───── Working data

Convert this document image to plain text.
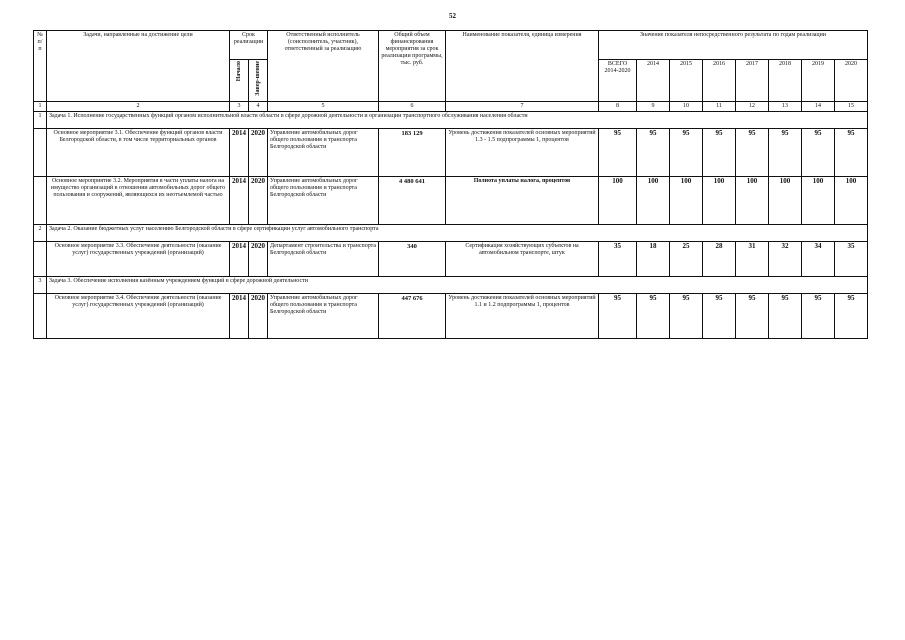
52
№ п/п	Задачи, направленные на достижение цели	Срок реализации		Ответственный исполнитель (соисполнитель, участник), ответственный за реализацию	Общий объем финансирования мероприятия за срок реализации программы, тыс. руб.	Наименование показателя, единица измерения	Значение показателя непосредственного результата по годам реализации							
		Начало	Завер-шение				ВСЕГО 2014-2020	2014	2015	2016	2017	2018	2019	2020
1	2	3	4	5	6	7	8	9	10	11	12	13	14	15
1	Задача 1. Исполнение государственных функций органом исполнительной власти области в сфере дорожной деятельности и организации транспортного обслуживания населения области													
	Основное мероприятие 3.1. Обеспечение функций органов власти Белгородской области, в том числе территориальных органов	2014	2020	Управление автомобильных дорог общего пользования и транспорта Белгородской области	183 129	Уровень достижения показателей основных мероприятий 1.3 - 1.5 подпрограммы 1, процентов	95	95	95	95	95	95	95	95
	Основное мероприятие 3.2. Мероприятия в части уплаты налога на имущество организаций в отношении автомобильных дорог общего пользования и сооружений, являющихся их неотъемлемой частью	2014	2020	Управление автомобильных дорог общего пользования и транспорта Белгородской области	4 480 641	Полнота уплаты налога, процентов	100	100	100	100	100	100	100	100
2	Задача 2. Оказание бюджетных услуг населению Белгородской области в сфере сертификации услуг автомобильного транспорта													
	Основное мероприятие 3.3. Обеспечение деятельности (оказание услуг) государственных учреждений (организаций)	2014	2020	Департамент строительства и транспорта Белгородской области	340	Сертификация хозяйствующих субъектов на автомобильном транспорте, штук	35	18	25	28	31	32	34	35
3	Задача 3. Обеспечение исполнения казённым учреждением функций в сфере дорожной деятельности													
	Основное мероприятие 3.4. Обеспечение деятельности (оказание услуг) государственных учреждений (организаций)	2014	2020	Управление автомобильных дорог общего пользования и транспорта Белгородской области	447 676	Уровень достижения показателей основных мероприятий 1.1 и 1.2 подпрограммы 1, процентов	95	95	95	95	95	95	95	95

──────────

Would you set down the listing exactly, omitting pictures?

**Reply:**
Convert this document image to plain text.
52
№ п/п	Задачи, направленные на достижение цели	Срок реализации		Ответственный исполнитель (соисполнитель, участник), ответственный за реализацию	Общий объем финансирования мероприятия за срок реализации программы, тыс. руб.	Наименование показателя, единица измерения	Значение показателя непосредственного результата по годам реализации							
		Начало	Завер-шение				ВСЕГО 2014-2020	2014	2015	2016	2017	2018	2019	2020
1	2	3	4	5	6	7	8	9	10	11	12	13	14	15
1	Задача 1. Исполнение государственных функций органом исполнительной власти области в сфере дорожной деятельности и организации транспортного обслуживания населения области													
	Основное мероприятие 3.1. Обеспечение функций органов власти Белгородской области, в том числе территориальных органов	2014	2020	Управление автомобильных дорог общего пользования и транспорта Белгородской области	183 129	Уровень достижения показателей основных мероприятий 1.3 - 1.5 подпрограммы 1, процентов	95	95	95	95	95	95	95	95
	Основное мероприятие 3.2. Мероприятия в части уплаты налога на имущество организаций в отношении автомобильных дорог общего пользования и сооружений, являющихся их неотъемлемой частью	2014	2020	Управление автомобильных дорог общего пользования и транспорта Белгородской области	4 480 641	Полнота уплаты налога, процентов	100	100	100	100	100	100	100	100
2	Задача 2. Оказание бюджетных услуг населению Белгородской области в сфере сертификации услуг автомобильного транспорта													
	Основное мероприятие 3.3. Обеспечение деятельности (оказание услуг) государственных учреждений (организаций)	2014	2020	Департамент строительства и транспорта Белгородской области	340	Сертификация хозяйствующих субъектов на автомобильном транспорте, штук	35	18	25	28	31	32	34	35
3	Задача 3. Обеспечение исполнения казённым учреждением функций в сфере дорожной деятельности													
	Основное мероприятие 3.4. Обеспечение деятельности (оказание услуг) государственных учреждений (организаций)	2014	2020	Управление автомобильных дорог общего пользования и транспорта Белгородской области	447 676	Уровень достижения показателей основных мероприятий 1.1 и 1.2 подпрограммы 1, процентов	95	95	95	95	95	95	95	95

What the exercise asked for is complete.